> [Your goal]: Gather from the material every line that contains the string "title".

Start Data shown

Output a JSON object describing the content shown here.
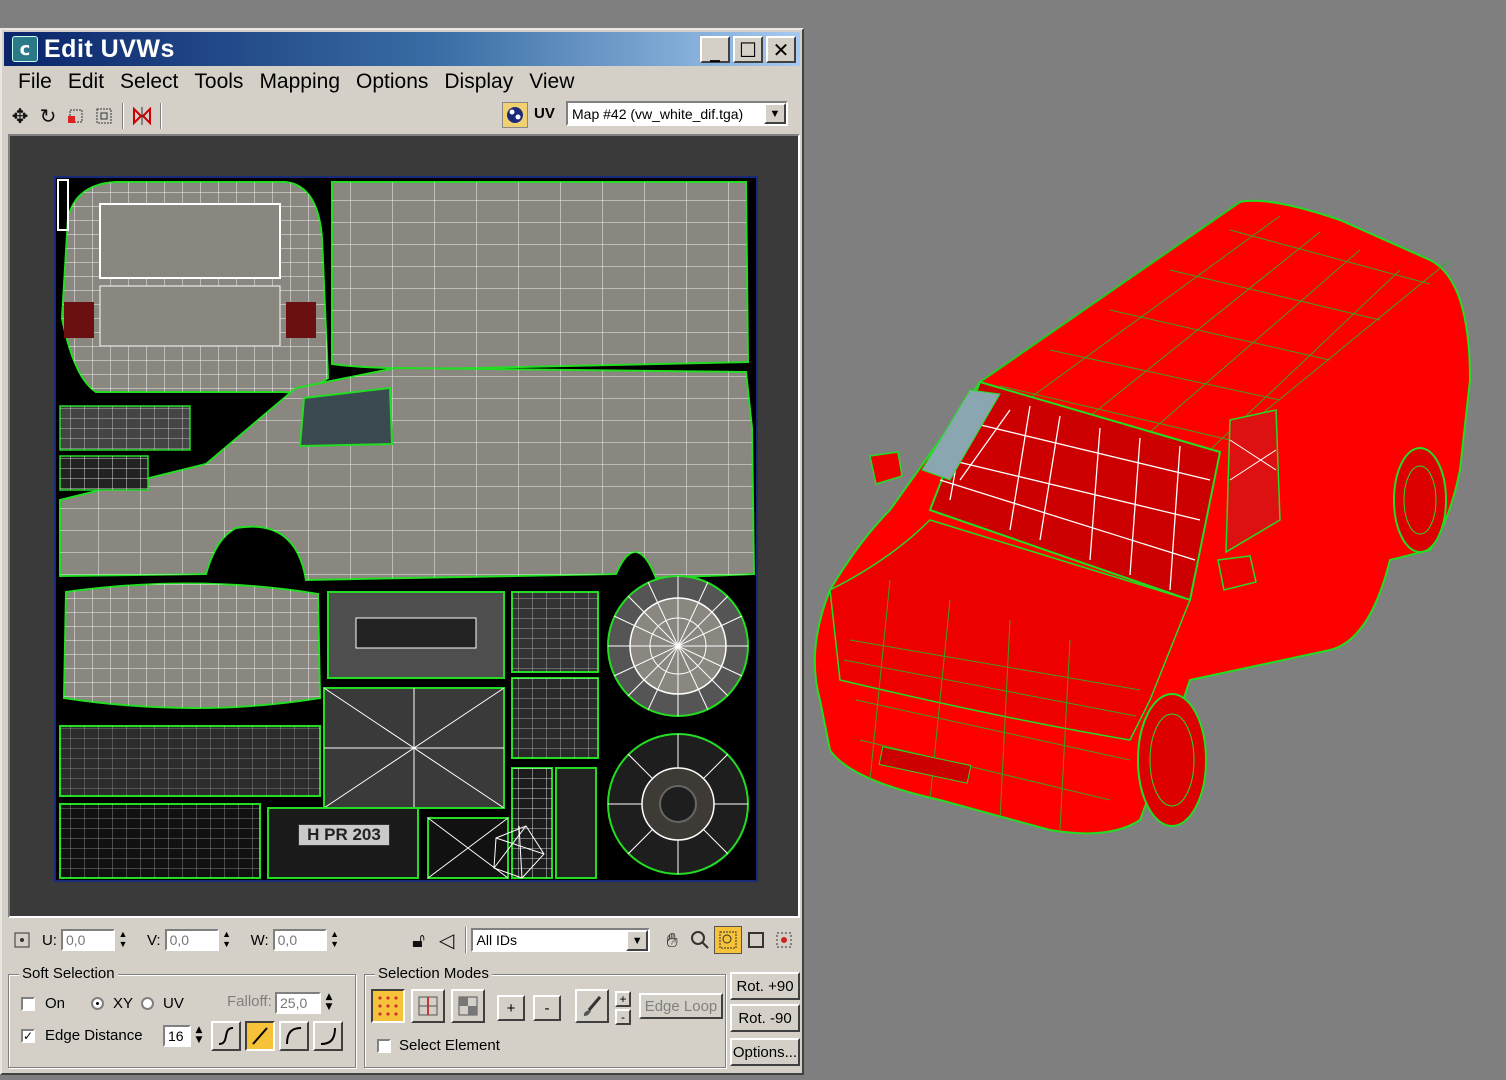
{
  "window": {
    "title": "Edit UVWs",
    "app_icon": "3dsmax-icon",
    "buttons": [
      "_",
      "☐",
      "✕"
    ]
  },
  "menu": [
    "File",
    "Edit",
    "Select",
    "Tools",
    "Mapping",
    "Options",
    "Display",
    "View"
  ],
  "toolbar": {
    "uv_label": "UV",
    "map_select": "Map #42 (vw_white_dif.tga)"
  },
  "uv_canvas": {
    "plate_text": "H PR 203",
    "colors": {
      "background": "#000000",
      "patch_fill": "#8a8680",
      "seam": "#22dd22",
      "edge": "#ffffff"
    }
  },
  "status": {
    "u_label": "U:",
    "u_value": "0,0",
    "v_label": "V:",
    "v_value": "0,0",
    "w_label": "W:",
    "w_value": "0,0",
    "ids_select": "All IDs"
  },
  "soft_selection": {
    "title": "Soft Selection",
    "on_label": "On",
    "xy_label": "XY",
    "uv_label": "UV",
    "falloff_label": "Falloff:",
    "falloff_value": "25,0",
    "edge_distance_label": "Edge Distance",
    "edge_distance_value": "16",
    "edge_distance_checked": "✓"
  },
  "selection_modes": {
    "title": "Selection Modes",
    "plus": "+",
    "minus": "-",
    "edge_loop": "Edge Loop",
    "select_element": "Select Element"
  },
  "rotate": {
    "rot_plus": "Rot. +90",
    "rot_minus": "Rot. -90",
    "options": "Options..."
  },
  "viewport": {
    "object_color": "#ff0000",
    "wire_color": "#22dd22"
  }
}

End Data shown

> [Exercise answer]:
    "title": "Edit UVWs",
    "title": "Soft Selection",
    "title": "Selection Modes",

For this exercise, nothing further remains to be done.